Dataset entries
----

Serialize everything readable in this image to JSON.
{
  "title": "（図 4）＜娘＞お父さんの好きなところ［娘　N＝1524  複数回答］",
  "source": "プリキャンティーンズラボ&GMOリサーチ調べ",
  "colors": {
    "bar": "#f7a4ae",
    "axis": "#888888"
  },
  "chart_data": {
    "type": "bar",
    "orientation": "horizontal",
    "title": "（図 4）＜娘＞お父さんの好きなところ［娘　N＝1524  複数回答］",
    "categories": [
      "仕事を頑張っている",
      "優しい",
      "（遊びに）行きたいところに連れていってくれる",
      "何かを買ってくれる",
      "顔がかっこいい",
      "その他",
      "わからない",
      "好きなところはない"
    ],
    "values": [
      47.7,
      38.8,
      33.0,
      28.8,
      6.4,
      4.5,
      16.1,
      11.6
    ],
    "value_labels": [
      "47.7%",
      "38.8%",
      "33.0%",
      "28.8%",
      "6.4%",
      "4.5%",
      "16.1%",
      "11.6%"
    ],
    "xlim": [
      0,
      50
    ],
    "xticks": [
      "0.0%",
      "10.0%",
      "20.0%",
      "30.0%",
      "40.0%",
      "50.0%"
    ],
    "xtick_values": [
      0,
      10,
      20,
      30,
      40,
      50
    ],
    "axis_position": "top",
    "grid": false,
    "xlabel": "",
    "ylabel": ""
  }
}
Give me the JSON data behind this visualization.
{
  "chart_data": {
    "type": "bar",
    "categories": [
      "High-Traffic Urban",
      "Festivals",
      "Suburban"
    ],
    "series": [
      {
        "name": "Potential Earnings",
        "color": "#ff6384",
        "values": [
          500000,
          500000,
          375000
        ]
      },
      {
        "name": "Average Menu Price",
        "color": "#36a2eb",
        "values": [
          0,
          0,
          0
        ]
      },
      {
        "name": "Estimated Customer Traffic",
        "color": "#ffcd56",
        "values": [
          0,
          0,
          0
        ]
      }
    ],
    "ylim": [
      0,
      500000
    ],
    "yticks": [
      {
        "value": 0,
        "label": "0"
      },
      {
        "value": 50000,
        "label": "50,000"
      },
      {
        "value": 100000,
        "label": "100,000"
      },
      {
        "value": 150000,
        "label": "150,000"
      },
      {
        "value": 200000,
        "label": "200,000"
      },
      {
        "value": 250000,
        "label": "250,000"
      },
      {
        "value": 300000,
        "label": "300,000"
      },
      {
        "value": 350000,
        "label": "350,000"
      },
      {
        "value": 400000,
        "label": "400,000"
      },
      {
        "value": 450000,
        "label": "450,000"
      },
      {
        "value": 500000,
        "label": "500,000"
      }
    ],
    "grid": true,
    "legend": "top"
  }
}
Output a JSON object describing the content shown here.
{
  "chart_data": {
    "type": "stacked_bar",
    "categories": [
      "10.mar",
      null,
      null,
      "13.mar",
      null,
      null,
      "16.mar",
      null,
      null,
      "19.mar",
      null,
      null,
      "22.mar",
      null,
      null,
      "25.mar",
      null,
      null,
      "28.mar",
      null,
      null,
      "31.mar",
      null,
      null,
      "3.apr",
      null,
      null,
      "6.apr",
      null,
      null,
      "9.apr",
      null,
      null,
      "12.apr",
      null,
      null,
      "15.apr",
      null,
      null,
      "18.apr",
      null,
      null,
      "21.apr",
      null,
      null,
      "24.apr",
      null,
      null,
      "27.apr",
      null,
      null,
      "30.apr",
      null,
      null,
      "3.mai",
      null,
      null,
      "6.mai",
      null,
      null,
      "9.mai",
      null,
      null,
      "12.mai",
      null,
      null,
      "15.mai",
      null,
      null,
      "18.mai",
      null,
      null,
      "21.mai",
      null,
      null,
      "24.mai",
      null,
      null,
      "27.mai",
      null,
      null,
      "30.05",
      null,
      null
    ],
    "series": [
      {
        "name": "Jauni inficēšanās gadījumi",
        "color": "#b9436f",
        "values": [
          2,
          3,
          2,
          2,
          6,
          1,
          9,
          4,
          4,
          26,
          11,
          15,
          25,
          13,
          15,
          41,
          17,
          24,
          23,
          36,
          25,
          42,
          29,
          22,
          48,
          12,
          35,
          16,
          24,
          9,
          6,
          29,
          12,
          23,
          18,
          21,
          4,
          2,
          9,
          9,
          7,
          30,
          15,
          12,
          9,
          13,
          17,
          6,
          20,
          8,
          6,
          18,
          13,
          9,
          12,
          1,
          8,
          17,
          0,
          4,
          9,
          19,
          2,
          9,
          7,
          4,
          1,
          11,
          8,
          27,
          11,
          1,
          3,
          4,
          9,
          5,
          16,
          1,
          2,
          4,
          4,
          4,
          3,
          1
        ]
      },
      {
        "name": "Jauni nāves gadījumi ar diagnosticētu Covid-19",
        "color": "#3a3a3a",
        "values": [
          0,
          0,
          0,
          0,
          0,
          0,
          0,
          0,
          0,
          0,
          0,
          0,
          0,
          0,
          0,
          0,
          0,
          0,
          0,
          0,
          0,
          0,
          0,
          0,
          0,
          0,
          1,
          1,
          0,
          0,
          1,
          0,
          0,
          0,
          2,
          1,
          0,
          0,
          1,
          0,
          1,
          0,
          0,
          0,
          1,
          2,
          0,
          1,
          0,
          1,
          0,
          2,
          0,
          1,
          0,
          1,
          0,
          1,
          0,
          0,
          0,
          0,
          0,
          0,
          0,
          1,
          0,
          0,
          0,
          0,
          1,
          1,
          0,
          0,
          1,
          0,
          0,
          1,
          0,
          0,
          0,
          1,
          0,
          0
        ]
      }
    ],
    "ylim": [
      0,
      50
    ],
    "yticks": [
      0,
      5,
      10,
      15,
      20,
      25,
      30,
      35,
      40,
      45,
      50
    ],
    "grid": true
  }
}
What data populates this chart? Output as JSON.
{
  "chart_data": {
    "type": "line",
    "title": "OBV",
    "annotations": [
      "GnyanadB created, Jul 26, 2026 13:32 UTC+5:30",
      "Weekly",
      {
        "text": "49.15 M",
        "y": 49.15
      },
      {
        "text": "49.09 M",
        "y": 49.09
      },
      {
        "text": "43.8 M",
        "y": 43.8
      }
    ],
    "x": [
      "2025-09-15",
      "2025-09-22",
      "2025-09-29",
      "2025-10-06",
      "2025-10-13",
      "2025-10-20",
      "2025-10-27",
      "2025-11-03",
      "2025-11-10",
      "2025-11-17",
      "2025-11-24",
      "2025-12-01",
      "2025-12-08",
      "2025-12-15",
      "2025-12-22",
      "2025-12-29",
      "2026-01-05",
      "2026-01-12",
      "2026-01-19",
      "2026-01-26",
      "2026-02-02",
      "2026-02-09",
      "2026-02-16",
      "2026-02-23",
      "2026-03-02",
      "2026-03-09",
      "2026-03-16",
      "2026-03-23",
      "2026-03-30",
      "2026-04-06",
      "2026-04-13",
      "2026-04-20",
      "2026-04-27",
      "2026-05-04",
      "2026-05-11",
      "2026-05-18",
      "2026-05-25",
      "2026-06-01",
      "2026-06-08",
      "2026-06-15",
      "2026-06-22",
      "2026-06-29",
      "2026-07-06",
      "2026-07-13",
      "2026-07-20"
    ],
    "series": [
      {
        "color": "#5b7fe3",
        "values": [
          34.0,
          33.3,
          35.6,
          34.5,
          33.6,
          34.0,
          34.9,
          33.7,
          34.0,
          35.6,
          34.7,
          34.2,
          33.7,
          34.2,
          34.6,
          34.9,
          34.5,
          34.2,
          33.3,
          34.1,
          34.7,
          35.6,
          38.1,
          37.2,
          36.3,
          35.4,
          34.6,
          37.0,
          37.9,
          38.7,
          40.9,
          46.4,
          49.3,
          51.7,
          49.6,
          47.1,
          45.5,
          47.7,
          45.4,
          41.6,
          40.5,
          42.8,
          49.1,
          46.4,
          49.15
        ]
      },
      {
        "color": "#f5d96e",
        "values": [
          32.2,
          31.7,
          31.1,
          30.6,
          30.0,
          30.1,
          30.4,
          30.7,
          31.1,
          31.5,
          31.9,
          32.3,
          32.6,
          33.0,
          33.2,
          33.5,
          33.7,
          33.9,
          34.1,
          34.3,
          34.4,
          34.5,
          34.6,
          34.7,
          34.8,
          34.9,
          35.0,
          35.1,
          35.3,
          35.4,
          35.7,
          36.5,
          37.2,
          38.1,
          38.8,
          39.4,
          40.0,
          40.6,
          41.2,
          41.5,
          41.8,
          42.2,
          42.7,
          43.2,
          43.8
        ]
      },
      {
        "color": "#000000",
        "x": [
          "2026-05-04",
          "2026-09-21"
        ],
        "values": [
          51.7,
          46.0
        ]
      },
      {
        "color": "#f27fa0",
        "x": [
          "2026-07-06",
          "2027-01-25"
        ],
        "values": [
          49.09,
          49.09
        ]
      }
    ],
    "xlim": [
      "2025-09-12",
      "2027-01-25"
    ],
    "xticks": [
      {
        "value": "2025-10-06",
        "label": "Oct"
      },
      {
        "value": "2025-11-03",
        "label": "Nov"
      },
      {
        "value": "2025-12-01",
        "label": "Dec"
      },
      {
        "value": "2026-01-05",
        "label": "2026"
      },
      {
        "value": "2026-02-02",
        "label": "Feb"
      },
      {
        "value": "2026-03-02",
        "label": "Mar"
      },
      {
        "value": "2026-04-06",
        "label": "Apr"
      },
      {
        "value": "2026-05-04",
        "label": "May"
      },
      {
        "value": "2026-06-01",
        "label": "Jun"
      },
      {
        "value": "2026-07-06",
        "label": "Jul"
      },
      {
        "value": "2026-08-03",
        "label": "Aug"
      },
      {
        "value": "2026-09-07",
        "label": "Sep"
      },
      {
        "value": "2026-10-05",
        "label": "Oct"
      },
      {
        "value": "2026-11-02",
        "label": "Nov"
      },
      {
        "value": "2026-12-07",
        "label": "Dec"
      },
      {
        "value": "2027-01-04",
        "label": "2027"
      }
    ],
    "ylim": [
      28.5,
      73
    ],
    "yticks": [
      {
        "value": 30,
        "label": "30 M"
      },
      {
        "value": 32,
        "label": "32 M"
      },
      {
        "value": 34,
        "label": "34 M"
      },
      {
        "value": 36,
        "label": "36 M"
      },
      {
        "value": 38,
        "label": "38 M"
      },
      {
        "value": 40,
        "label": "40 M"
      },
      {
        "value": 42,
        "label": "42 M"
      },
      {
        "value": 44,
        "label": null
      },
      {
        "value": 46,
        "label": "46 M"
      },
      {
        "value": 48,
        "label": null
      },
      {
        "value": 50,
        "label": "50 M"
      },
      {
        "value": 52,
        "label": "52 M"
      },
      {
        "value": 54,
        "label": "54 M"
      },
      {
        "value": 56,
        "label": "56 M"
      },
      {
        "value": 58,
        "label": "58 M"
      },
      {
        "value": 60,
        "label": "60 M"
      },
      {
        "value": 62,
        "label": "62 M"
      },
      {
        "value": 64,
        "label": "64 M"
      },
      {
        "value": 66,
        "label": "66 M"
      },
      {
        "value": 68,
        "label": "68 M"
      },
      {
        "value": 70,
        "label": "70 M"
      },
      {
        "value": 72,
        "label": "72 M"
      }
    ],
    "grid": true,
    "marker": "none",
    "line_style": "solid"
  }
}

----

Return each full line of the entries that contains the word "お父さんの好きなところ".

  "title": "（図 4）＜娘＞お父さんの好きなところ［娘　N＝1524  複数回答］",
    "title": "（図 4）＜娘＞お父さんの好きなところ［娘　N＝1524  複数回答］",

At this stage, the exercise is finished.